● Records shown:
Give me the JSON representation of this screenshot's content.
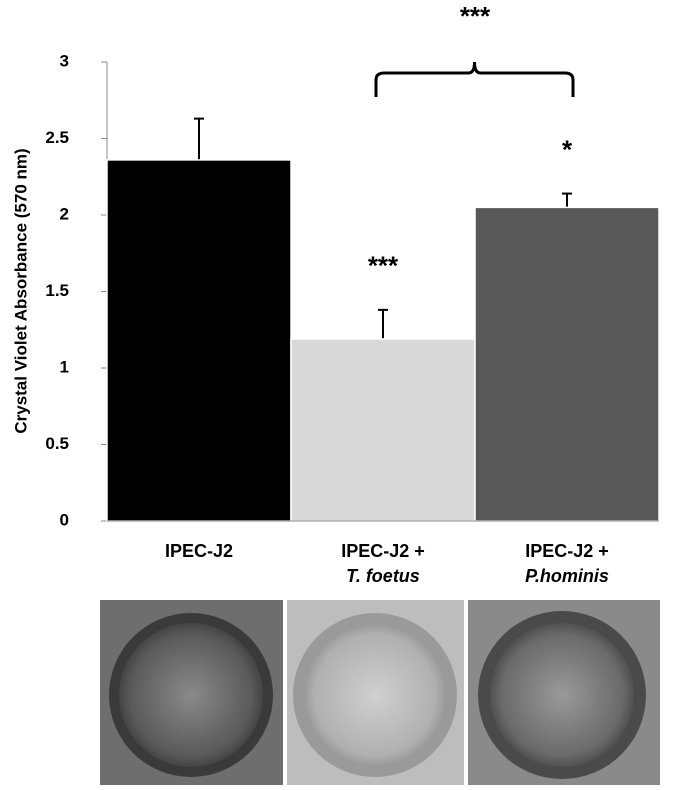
{
  "chart_data": {
    "type": "bar",
    "ylabel": "Crystal Violet Absorbance (570 nm)",
    "categories": [
      [
        "IPEC-J2"
      ],
      [
        "IPEC-J2 +",
        "T. foetus"
      ],
      [
        "IPEC-J2 +",
        "P.hominis"
      ]
    ],
    "values": [
      2.36,
      1.19,
      2.05
    ],
    "errors": [
      0.27,
      0.19,
      0.09
    ],
    "colors": [
      "#000000",
      "#d9d9d9",
      "#595959"
    ],
    "ylim": [
      0,
      3
    ],
    "yticks": [
      0,
      0.5,
      1,
      1.5,
      2,
      2.5,
      3
    ],
    "annotations": [
      "***",
      "*",
      "***"
    ]
  }
}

● Stated problem: Leave the pictures out and reproduce all of the records exactly.

● The result:
Give me the JSON representation of this screenshot's content.
{
  "chart_data": {
    "type": "bar",
    "ylabel": "Crystal Violet Absorbance (570 nm)",
    "categories": [
      [
        "IPEC-J2"
      ],
      [
        "IPEC-J2 +",
        "T. foetus"
      ],
      [
        "IPEC-J2 +",
        "P.hominis"
      ]
    ],
    "values": [
      2.36,
      1.19,
      2.05
    ],
    "errors": [
      0.27,
      0.19,
      0.09
    ],
    "colors": [
      "#000000",
      "#d9d9d9",
      "#595959"
    ],
    "ylim": [
      0,
      3
    ],
    "yticks": [
      0,
      0.5,
      1,
      1.5,
      2,
      2.5,
      3
    ],
    "annotations": [
      "***",
      "*",
      "***"
    ]
  }
}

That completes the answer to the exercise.